* _Listed records_:

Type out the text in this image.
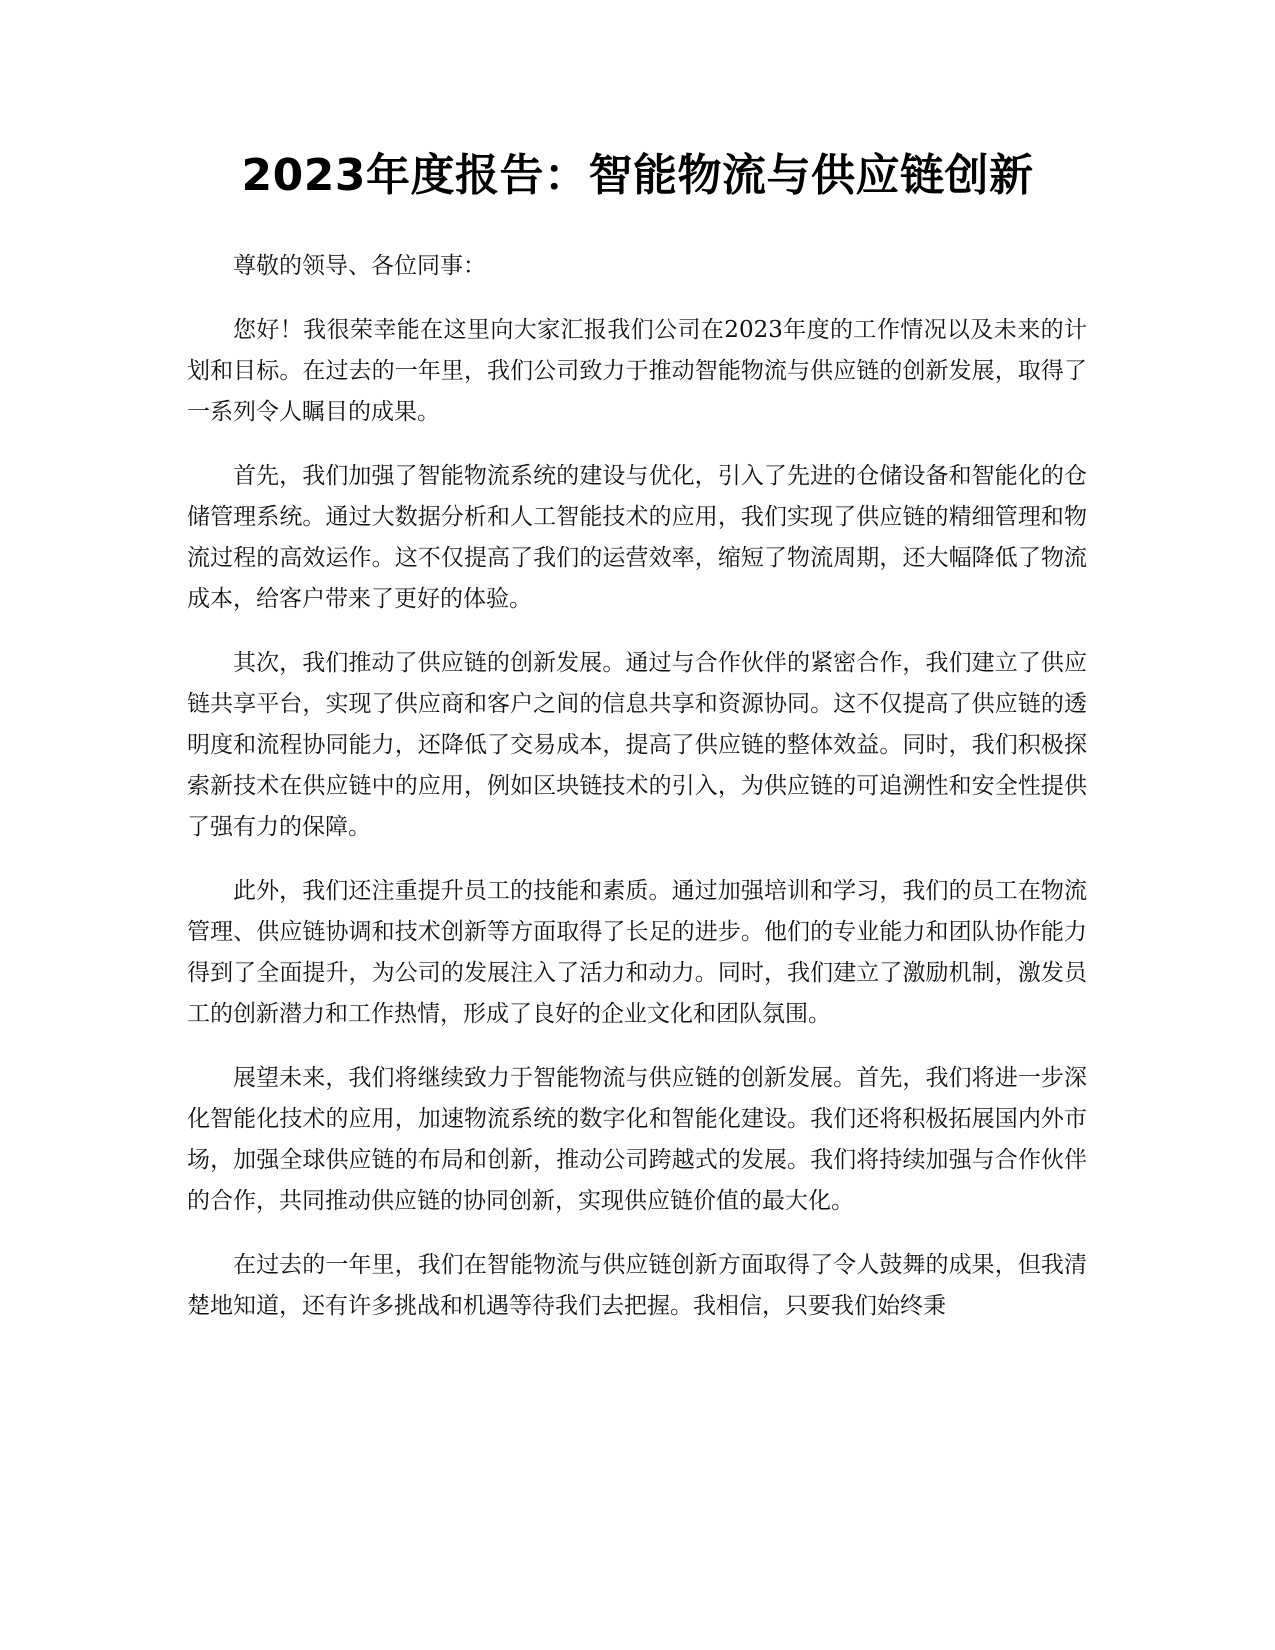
2023年度报告：智能物流与供应链创新

尊敬的领导、各位同事：

您好！我很荣幸能在这里向大家汇报我们公司在2023年度的工作情况以及未来的计划和目标。在过去的一年里，我们公司致力于推动智能物流与供应链的创新发展，取得了一系列令人瞩目的成果。

首先，我们加强了智能物流系统的建设与优化，引入了先进的仓储设备和智能化的仓储管理系统。通过大数据分析和人工智能技术的应用，我们实现了供应链的精细管理和物流过程的高效运作。这不仅提高了我们的运营效率，缩短了物流周期，还大幅降低了物流成本，给客户带来了更好的体验。

其次，我们推动了供应链的创新发展。通过与合作伙伴的紧密合作，我们建立了供应链共享平台，实现了供应商和客户之间的信息共享和资源协同。这不仅提高了供应链的透明度和流程协同能力，还降低了交易成本，提高了供应链的整体效益。同时，我们积极探索新技术在供应链中的应用，例如区块链技术的引入，为供应链的可追溯性和安全性提供了强有力的保障。

此外，我们还注重提升员工的技能和素质。通过加强培训和学习，我们的员工在物流管理、供应链协调和技术创新等方面取得了长足的进步。他们的专业能力和团队协作能力得到了全面提升，为公司的发展注入了活力和动力。同时，我们建立了激励机制，激发员工的创新潜力和工作热情，形成了良好的企业文化和团队氛围。

展望未来，我们将继续致力于智能物流与供应链的创新发展。首先，我们将进一步深化智能化技术的应用，加速物流系统的数字化和智能化建设。我们还将积极拓展国内外市场，加强全球供应链的布局和创新，推动公司跨越式的发展。我们将持续加强与合作伙伴的合作，共同推动供应链的协同创新，实现供应链价值的最大化。

在过去的一年里，我们在智能物流与供应链创新方面取得了令人鼓舞的成果，但我清楚地知道，还有许多挑战和机遇等待我们去把握。我相信，只要我们始终秉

* _Description of the task_: Leaving aside the images, write out the entries above word for word.

* _Exercise output_:
Type out the text in this image.
2023年度报告：智能物流与供应链创新

尊敬的领导、各位同事：

您好！我很荣幸能在这里向大家汇报我们公司在2023年度的工作情况以及未来的计划和目标。在过去的一年里，我们公司致力于推动智能物流与供应链的创新发展，取得了一系列令人瞩目的成果。

首先，我们加强了智能物流系统的建设与优化，引入了先进的仓储设备和智能化的仓储管理系统。通过大数据分析和人工智能技术的应用，我们实现了供应链的精细管理和物流过程的高效运作。这不仅提高了我们的运营效率，缩短了物流周期，还大幅降低了物流成本，给客户带来了更好的体验。

其次，我们推动了供应链的创新发展。通过与合作伙伴的紧密合作，我们建立了供应链共享平台，实现了供应商和客户之间的信息共享和资源协同。这不仅提高了供应链的透明度和流程协同能力，还降低了交易成本，提高了供应链的整体效益。同时，我们积极探索新技术在供应链中的应用，例如区块链技术的引入，为供应链的可追溯性和安全性提供了强有力的保障。

此外，我们还注重提升员工的技能和素质。通过加强培训和学习，我们的员工在物流管理、供应链协调和技术创新等方面取得了长足的进步。他们的专业能力和团队协作能力得到了全面提升，为公司的发展注入了活力和动力。同时，我们建立了激励机制，激发员工的创新潜力和工作热情，形成了良好的企业文化和团队氛围。

展望未来，我们将继续致力于智能物流与供应链的创新发展。首先，我们将进一步深化智能化技术的应用，加速物流系统的数字化和智能化建设。我们还将积极拓展国内外市场，加强全球供应链的布局和创新，推动公司跨越式的发展。我们将持续加强与合作伙伴的合作，共同推动供应链的协同创新，实现供应链价值的最大化。

在过去的一年里，我们在智能物流与供应链创新方面取得了令人鼓舞的成果，但我清楚地知道，还有许多挑战和机遇等待我们去把握。我相信，只要我们始终秉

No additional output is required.